(Rows from a dataset)
◆ ◆ ◆

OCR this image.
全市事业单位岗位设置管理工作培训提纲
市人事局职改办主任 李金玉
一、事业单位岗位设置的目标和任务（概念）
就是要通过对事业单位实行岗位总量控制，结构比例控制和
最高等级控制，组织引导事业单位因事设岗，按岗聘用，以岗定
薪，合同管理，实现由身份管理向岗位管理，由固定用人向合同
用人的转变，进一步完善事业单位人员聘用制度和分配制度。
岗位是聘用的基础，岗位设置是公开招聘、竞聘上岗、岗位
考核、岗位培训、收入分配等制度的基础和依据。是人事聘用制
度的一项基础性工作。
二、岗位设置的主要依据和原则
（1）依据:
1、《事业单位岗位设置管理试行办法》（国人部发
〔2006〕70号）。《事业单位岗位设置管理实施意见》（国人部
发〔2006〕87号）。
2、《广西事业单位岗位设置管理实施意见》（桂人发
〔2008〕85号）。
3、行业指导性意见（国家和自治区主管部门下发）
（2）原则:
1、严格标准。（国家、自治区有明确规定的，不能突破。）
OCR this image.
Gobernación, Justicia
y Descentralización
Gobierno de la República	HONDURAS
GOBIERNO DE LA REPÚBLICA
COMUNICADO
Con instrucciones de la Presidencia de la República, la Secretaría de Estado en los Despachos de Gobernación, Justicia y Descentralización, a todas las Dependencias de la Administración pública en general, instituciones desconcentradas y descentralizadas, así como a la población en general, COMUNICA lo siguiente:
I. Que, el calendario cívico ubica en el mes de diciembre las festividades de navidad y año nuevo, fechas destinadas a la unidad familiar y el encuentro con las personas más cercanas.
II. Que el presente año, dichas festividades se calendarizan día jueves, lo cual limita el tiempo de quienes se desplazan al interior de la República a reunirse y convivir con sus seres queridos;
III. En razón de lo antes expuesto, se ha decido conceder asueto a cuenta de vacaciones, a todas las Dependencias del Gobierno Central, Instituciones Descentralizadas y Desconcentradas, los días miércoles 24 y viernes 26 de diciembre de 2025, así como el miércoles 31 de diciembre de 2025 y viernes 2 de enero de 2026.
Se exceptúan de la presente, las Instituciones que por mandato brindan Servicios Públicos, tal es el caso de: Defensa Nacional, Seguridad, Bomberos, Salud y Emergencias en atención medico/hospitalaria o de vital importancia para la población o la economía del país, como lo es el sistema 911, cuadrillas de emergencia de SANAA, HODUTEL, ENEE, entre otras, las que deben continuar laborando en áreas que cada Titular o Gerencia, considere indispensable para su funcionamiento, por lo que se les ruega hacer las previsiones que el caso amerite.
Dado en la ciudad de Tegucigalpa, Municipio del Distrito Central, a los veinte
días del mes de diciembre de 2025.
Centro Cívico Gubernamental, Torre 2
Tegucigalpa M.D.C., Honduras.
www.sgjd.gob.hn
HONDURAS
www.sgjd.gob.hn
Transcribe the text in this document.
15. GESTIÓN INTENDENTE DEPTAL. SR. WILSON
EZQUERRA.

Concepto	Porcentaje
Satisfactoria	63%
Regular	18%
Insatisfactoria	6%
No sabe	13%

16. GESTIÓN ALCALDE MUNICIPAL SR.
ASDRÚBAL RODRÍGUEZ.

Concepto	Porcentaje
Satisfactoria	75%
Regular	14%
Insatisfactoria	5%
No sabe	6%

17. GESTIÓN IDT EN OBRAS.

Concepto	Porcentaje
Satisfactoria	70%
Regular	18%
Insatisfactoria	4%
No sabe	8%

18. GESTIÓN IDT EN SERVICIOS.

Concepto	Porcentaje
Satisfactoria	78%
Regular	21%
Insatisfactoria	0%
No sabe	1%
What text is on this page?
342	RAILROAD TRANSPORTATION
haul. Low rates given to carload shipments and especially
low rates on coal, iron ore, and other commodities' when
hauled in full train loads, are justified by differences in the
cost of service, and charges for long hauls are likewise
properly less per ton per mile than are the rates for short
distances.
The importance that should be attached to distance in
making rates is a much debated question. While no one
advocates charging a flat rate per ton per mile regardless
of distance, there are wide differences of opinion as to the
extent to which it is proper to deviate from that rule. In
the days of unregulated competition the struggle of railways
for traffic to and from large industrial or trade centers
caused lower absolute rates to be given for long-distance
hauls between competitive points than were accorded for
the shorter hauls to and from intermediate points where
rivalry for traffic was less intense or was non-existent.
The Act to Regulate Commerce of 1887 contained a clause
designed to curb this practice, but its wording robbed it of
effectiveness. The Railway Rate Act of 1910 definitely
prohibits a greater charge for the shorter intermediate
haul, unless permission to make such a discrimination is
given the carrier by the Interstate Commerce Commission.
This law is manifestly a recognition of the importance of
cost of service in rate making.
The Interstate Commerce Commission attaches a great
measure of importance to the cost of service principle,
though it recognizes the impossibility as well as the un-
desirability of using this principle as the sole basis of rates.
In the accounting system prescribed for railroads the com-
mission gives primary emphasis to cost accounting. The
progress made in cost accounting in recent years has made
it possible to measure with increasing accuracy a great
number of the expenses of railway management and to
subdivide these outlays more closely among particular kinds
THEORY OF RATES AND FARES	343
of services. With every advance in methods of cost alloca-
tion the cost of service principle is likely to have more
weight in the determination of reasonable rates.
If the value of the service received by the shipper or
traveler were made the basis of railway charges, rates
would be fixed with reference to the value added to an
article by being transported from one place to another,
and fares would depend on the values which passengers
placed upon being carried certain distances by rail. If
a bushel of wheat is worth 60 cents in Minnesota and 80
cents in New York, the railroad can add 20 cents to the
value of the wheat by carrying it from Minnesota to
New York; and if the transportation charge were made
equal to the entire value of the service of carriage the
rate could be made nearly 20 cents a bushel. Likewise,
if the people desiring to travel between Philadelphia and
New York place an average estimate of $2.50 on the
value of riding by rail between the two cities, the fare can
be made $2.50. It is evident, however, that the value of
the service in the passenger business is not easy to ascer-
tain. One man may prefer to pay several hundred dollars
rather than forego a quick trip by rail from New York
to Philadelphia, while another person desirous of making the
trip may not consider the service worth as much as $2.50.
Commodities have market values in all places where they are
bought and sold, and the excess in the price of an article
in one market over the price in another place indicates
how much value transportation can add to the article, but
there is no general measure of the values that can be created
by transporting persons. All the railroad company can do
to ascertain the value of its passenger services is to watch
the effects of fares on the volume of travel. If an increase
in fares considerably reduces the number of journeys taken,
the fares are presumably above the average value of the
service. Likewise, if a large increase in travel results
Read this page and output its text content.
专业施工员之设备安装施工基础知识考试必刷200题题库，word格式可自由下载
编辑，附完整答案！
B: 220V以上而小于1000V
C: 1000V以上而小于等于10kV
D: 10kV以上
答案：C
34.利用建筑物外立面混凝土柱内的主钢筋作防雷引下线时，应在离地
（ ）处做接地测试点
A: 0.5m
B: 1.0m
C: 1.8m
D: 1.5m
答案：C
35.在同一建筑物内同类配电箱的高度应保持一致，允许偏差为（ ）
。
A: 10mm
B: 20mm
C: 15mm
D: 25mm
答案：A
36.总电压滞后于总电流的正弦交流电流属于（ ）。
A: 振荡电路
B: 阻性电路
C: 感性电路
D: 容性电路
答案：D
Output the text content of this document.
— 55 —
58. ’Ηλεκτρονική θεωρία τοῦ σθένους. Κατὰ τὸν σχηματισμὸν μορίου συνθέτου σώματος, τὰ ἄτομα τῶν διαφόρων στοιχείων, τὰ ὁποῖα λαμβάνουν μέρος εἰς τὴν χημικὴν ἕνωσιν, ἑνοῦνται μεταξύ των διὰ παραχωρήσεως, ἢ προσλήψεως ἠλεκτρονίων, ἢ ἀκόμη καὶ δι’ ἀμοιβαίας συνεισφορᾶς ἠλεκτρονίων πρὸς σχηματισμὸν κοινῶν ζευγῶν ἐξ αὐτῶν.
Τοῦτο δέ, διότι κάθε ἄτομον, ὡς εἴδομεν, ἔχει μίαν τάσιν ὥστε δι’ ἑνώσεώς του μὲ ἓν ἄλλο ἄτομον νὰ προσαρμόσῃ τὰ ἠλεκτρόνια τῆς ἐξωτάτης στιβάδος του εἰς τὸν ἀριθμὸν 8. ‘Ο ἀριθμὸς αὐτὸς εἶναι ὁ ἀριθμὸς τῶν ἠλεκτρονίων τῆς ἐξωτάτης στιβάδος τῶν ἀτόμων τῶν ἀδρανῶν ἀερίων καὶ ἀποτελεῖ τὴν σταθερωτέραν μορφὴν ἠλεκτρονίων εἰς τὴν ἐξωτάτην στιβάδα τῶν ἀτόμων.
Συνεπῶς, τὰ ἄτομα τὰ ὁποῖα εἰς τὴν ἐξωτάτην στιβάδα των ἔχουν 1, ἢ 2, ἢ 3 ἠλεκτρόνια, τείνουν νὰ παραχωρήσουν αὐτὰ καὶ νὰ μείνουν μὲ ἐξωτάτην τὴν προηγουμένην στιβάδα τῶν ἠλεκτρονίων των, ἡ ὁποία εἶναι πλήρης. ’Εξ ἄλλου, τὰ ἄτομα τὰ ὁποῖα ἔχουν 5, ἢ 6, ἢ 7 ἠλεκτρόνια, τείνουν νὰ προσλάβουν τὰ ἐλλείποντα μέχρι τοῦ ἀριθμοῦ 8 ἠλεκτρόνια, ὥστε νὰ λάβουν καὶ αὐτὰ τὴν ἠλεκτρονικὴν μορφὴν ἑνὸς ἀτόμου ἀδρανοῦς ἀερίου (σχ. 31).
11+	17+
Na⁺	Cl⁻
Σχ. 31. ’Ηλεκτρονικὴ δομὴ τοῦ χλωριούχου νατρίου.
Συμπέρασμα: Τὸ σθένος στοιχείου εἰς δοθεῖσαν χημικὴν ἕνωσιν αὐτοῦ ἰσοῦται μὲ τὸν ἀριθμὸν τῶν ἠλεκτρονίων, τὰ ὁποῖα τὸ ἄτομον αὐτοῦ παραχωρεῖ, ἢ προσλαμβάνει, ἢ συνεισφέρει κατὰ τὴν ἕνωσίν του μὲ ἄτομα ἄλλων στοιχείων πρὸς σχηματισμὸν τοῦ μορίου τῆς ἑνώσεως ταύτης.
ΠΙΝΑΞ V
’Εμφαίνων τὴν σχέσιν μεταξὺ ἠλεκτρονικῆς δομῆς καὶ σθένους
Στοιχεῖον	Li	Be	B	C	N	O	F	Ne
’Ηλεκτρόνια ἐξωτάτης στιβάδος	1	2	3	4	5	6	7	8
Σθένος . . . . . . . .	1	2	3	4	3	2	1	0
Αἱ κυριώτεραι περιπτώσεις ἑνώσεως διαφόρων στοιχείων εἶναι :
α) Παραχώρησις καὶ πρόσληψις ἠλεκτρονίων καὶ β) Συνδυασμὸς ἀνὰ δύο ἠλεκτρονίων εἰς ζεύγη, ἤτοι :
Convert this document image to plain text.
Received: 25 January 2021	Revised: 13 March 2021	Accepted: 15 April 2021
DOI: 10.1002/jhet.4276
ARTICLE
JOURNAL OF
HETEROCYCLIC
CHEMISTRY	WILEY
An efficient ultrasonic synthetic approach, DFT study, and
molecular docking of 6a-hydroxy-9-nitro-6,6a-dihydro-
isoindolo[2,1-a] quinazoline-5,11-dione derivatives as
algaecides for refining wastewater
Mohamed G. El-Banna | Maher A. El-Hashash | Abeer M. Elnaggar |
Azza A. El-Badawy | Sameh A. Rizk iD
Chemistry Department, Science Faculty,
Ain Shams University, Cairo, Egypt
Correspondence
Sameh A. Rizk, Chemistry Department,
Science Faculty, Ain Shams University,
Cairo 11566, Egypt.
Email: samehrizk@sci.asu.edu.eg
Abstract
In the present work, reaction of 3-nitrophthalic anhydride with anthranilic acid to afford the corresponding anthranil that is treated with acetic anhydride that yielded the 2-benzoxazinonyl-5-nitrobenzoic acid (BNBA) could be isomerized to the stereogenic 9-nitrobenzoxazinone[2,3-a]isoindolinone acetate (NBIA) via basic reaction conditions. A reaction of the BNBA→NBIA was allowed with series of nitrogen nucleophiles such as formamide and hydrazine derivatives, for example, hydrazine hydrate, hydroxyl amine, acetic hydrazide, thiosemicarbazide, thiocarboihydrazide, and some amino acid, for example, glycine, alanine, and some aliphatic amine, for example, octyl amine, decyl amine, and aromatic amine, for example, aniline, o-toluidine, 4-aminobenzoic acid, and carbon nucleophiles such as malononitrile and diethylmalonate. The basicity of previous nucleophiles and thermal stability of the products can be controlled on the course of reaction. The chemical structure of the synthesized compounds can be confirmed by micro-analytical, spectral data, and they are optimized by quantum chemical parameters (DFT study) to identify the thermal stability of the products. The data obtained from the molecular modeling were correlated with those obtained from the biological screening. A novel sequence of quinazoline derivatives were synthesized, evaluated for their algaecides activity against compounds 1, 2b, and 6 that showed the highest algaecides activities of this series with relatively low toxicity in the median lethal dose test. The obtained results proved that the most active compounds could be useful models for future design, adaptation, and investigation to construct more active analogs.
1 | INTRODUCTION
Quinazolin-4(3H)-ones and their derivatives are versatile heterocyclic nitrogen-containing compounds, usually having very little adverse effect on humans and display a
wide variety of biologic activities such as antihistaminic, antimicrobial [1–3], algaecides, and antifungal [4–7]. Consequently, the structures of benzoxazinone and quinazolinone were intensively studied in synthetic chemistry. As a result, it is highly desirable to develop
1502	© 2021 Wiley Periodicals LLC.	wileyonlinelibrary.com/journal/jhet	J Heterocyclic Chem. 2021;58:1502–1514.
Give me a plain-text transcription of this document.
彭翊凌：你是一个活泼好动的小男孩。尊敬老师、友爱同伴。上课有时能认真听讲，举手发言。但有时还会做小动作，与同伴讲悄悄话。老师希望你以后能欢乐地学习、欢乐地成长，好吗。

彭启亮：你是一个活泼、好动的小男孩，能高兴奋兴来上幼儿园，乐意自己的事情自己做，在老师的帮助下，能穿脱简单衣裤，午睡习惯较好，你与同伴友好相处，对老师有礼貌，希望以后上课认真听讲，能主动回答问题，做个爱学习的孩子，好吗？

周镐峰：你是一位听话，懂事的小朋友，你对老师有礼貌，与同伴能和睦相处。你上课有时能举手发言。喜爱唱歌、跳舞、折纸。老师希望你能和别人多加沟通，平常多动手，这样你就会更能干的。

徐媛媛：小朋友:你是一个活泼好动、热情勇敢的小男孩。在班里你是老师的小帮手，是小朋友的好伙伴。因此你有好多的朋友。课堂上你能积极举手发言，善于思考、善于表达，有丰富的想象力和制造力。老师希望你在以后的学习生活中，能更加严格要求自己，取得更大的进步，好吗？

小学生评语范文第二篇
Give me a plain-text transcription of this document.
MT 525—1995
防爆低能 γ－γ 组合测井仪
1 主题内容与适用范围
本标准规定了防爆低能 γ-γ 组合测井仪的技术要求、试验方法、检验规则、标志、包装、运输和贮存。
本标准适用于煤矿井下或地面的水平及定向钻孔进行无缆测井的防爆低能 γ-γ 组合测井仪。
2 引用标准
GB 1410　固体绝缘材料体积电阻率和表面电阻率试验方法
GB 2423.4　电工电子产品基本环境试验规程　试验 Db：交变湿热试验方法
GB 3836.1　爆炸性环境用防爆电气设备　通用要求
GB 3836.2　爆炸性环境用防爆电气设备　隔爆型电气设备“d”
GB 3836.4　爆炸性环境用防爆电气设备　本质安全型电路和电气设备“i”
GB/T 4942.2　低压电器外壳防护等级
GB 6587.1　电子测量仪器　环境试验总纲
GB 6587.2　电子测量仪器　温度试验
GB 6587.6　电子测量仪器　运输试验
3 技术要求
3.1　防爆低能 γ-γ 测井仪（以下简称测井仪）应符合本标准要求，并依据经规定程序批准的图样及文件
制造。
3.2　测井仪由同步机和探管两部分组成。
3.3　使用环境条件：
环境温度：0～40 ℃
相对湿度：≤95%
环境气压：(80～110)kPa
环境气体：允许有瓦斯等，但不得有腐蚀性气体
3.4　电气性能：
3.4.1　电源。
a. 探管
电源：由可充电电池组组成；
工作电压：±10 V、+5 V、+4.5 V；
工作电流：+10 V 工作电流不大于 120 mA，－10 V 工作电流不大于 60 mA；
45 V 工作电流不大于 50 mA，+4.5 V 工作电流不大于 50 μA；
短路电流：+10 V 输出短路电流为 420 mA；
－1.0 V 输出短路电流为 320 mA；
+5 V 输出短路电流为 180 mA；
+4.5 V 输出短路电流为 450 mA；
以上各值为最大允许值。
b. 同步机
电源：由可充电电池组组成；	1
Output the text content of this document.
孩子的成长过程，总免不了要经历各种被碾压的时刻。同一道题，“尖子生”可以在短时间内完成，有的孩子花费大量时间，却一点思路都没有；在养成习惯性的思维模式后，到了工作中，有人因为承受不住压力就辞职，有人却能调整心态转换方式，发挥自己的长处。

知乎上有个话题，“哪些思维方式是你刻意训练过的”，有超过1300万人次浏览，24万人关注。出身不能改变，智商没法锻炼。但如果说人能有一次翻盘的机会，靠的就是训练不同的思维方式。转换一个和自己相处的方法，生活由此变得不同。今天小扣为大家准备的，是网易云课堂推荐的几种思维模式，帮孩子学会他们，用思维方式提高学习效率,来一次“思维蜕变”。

◆ ◆ ◆

**Required task**.
What is the number of lines in the records above that include the word "ἄτομα"? Reply with that number and nothing more.

**Exercise solution**.
3